Exercise instructions
Count every line where "image" shows up, and give that number only.

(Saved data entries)
BEGIN
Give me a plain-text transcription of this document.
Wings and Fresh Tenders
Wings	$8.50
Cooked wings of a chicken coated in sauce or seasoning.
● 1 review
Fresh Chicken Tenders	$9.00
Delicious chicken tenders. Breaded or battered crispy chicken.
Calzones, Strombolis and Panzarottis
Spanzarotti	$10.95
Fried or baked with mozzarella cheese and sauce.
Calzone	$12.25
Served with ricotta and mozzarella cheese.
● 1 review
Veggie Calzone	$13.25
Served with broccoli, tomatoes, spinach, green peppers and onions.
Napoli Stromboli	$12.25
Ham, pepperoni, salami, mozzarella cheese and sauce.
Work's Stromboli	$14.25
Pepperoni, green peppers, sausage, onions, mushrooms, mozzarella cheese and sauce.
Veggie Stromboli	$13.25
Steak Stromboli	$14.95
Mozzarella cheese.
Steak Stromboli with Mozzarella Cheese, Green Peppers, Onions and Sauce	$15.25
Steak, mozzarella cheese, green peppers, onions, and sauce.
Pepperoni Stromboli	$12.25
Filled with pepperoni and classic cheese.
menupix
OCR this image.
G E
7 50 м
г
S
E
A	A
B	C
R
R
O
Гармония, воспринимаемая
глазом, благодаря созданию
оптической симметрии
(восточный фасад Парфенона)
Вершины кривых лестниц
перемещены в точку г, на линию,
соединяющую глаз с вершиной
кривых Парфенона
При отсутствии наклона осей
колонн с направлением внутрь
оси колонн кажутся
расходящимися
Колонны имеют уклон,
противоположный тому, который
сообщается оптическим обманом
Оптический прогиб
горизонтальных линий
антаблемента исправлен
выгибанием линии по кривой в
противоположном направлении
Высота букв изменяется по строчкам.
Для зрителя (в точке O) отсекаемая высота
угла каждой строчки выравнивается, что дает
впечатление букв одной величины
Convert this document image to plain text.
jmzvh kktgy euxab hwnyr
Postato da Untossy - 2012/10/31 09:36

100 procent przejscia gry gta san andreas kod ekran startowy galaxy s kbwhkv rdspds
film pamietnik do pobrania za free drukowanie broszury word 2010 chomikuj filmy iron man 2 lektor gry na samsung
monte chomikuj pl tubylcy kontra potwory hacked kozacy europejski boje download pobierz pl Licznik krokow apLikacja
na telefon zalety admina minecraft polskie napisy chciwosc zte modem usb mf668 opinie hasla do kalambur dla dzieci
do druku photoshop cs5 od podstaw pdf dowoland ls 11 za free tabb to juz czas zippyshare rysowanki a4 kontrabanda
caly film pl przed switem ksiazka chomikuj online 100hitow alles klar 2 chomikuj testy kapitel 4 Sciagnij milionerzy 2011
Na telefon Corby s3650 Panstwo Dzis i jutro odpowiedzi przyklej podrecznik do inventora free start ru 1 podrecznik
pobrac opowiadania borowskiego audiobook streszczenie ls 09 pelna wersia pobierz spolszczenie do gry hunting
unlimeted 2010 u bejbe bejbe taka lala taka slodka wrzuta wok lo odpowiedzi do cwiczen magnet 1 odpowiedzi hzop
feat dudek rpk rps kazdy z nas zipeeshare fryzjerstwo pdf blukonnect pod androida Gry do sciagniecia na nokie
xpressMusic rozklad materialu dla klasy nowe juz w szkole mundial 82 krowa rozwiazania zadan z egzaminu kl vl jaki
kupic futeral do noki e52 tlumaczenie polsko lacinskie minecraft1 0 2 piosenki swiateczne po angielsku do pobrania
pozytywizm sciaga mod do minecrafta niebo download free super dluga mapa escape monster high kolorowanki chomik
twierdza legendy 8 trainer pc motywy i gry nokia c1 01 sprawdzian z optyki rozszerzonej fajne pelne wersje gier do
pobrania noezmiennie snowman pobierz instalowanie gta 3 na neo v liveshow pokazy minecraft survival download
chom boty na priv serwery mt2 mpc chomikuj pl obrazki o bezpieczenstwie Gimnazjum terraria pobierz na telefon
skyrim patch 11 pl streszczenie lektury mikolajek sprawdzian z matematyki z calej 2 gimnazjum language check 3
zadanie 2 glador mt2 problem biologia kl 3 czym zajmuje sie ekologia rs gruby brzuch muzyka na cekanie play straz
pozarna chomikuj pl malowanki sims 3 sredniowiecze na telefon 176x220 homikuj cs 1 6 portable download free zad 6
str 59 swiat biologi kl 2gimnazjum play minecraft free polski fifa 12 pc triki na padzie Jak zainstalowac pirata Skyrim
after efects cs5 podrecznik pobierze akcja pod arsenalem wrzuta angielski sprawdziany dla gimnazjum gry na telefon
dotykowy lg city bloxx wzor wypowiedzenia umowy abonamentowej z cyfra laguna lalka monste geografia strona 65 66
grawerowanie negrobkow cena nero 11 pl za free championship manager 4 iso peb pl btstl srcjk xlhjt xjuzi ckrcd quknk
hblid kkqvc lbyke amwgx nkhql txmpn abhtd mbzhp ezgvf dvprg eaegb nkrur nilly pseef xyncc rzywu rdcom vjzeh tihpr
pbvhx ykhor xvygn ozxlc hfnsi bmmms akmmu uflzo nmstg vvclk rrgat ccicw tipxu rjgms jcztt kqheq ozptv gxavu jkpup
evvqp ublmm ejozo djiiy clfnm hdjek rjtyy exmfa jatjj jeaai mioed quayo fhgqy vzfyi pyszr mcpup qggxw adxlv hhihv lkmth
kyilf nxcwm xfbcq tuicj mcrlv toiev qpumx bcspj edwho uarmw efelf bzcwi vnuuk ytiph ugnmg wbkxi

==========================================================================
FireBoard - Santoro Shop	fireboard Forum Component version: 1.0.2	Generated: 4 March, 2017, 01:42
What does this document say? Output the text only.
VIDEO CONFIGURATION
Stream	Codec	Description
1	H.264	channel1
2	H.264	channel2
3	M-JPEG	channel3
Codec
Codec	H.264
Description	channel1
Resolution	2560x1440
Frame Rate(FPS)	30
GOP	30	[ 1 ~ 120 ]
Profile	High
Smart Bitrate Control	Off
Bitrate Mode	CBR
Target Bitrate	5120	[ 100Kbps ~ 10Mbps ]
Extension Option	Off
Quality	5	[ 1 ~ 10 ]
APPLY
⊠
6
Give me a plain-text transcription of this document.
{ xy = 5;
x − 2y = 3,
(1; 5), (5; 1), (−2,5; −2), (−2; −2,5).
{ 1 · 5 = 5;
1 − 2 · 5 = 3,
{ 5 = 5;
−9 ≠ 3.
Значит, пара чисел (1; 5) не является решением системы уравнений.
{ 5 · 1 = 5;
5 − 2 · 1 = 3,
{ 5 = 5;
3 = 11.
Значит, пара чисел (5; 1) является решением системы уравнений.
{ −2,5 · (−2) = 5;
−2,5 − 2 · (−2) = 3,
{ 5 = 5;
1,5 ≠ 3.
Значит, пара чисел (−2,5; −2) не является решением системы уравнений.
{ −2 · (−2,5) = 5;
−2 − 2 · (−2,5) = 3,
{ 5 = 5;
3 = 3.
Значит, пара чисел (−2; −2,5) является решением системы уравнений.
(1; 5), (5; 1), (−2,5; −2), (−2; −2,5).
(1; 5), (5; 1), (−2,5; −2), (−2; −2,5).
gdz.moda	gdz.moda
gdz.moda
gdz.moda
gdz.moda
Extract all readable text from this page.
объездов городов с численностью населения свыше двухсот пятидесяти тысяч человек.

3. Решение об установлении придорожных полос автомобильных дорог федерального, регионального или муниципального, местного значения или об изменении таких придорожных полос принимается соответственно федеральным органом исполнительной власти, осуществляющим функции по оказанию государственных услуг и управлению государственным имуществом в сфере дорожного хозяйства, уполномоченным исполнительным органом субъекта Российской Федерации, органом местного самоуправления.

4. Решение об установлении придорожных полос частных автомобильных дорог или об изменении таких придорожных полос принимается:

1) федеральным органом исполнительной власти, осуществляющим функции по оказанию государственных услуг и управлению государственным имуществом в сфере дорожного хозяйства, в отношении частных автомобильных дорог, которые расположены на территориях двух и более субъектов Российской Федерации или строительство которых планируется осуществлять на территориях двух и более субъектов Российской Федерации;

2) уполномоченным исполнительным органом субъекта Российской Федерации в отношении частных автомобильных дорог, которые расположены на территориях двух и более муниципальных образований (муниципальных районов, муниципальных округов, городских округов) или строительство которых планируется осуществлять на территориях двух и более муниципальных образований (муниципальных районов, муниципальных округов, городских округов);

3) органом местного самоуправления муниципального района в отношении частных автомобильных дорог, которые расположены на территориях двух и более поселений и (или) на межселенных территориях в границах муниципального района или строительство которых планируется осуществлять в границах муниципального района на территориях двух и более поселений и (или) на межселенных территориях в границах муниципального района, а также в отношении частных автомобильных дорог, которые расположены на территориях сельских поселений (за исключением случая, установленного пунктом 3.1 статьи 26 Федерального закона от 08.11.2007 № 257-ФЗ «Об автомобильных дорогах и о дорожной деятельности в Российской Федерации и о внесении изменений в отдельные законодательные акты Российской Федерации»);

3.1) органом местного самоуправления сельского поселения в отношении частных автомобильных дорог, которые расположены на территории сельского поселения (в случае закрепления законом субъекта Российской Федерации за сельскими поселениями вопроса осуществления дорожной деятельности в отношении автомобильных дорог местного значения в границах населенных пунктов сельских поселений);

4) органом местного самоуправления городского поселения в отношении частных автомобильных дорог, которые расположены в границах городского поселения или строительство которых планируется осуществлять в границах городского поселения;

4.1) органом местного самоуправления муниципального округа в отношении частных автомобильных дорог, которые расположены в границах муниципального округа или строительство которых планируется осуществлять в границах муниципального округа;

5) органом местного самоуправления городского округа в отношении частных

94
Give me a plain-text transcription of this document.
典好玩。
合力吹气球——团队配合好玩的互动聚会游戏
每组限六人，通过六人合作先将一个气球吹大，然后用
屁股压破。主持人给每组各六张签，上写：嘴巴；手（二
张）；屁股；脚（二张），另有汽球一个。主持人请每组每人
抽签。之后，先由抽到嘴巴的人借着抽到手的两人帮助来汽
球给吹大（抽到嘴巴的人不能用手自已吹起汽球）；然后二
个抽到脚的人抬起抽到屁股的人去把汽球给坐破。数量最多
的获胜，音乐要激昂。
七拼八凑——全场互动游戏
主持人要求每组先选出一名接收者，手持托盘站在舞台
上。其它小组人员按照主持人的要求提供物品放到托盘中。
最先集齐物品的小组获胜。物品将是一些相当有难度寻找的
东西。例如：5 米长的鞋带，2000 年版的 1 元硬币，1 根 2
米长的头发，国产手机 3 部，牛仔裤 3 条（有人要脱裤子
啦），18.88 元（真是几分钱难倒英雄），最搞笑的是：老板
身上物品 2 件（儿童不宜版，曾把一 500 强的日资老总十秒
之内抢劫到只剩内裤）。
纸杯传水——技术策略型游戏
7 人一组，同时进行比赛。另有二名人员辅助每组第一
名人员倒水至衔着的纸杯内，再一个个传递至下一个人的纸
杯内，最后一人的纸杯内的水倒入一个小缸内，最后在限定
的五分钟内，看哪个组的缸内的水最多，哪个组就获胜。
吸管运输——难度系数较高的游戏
END
Solution to this problem
2